Exercise:
Output every record word for word.

[start of Exercise inputs]

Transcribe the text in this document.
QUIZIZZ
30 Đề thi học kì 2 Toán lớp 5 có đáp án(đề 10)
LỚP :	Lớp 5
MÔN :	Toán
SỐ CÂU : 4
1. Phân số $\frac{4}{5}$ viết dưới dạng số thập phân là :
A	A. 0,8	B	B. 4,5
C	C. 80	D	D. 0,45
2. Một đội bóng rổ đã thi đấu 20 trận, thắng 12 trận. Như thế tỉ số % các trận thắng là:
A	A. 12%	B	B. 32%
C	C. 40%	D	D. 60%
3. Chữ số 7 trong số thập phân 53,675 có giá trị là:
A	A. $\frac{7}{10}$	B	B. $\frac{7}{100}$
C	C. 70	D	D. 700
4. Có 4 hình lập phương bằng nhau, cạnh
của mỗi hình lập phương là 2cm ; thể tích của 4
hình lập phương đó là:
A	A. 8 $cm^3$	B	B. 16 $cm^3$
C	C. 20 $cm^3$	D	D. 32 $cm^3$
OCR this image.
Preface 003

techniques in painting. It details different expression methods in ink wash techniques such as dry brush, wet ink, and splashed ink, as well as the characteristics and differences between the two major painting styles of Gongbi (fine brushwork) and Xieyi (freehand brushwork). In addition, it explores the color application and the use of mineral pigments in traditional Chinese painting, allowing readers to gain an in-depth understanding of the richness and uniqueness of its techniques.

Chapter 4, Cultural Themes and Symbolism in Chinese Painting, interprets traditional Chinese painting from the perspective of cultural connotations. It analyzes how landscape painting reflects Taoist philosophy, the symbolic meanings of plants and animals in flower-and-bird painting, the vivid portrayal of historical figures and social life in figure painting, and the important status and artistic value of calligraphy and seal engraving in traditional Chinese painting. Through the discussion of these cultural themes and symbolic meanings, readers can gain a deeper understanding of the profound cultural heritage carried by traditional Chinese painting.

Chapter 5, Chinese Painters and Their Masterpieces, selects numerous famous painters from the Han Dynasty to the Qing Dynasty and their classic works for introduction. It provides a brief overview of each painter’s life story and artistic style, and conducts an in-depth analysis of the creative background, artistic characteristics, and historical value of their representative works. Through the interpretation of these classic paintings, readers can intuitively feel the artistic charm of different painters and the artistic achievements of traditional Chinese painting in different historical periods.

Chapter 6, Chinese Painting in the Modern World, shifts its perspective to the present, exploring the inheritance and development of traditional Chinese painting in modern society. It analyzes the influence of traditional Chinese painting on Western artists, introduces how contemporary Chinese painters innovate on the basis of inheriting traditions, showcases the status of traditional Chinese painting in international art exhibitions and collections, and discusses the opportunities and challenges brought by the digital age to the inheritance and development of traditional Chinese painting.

[end of Exercise inputs]

Answer to the task:
Transcribe the text in this document.
QUIZIZZ
30 Đề thi học kì 2 Toán lớp 5 có đáp án(đề 10)
LỚP :	Lớp 5
MÔN :	Toán
SỐ CÂU : 4
1. Phân số $\frac{4}{5}$ viết dưới dạng số thập phân là :
A	A. 0,8	B	B. 4,5
C	C. 80	D	D. 0,45
2. Một đội bóng rổ đã thi đấu 20 trận, thắng 12 trận. Như thế tỉ số % các trận thắng là:
A	A. 12%	B	B. 32%
C	C. 40%	D	D. 60%
3. Chữ số 7 trong số thập phân 53,675 có giá trị là:
A	A. $\frac{7}{10}$	B	B. $\frac{7}{100}$
C	C. 70	D	D. 700
4. Có 4 hình lập phương bằng nhau, cạnh
của mỗi hình lập phương là 2cm ; thể tích của 4
hình lập phương đó là:
A	A. 8 $cm^3$	B	B. 16 $cm^3$
C	C. 20 $cm^3$	D	D. 32 $cm^3$
OCR this image.
Preface 003

techniques in painting. It details different expression methods in ink wash techniques such as dry brush, wet ink, and splashed ink, as well as the characteristics and differences between the two major painting styles of Gongbi (fine brushwork) and Xieyi (freehand brushwork). In addition, it explores the color application and the use of mineral pigments in traditional Chinese painting, allowing readers to gain an in-depth understanding of the richness and uniqueness of its techniques.

Chapter 4, Cultural Themes and Symbolism in Chinese Painting, interprets traditional Chinese painting from the perspective of cultural connotations. It analyzes how landscape painting reflects Taoist philosophy, the symbolic meanings of plants and animals in flower-and-bird painting, the vivid portrayal of historical figures and social life in figure painting, and the important status and artistic value of calligraphy and seal engraving in traditional Chinese painting. Through the discussion of these cultural themes and symbolic meanings, readers can gain a deeper understanding of the profound cultural heritage carried by traditional Chinese painting.

Chapter 5, Chinese Painters and Their Masterpieces, selects numerous famous painters from the Han Dynasty to the Qing Dynasty and their classic works for introduction. It provides a brief overview of each painter’s life story and artistic style, and conducts an in-depth analysis of the creative background, artistic characteristics, and historical value of their representative works. Through the interpretation of these classic paintings, readers can intuitively feel the artistic charm of different painters and the artistic achievements of traditional Chinese painting in different historical periods.

Chapter 6, Chinese Painting in the Modern World, shifts its perspective to the present, exploring the inheritance and development of traditional Chinese painting in modern society. It analyzes the influence of traditional Chinese painting on Western artists, introduces how contemporary Chinese painters innovate on the basis of inheriting traditions, showcases the status of traditional Chinese painting in international art exhibitions and collections, and discusses the opportunities and challenges brought by the digital age to the inheritance and development of traditional Chinese painting.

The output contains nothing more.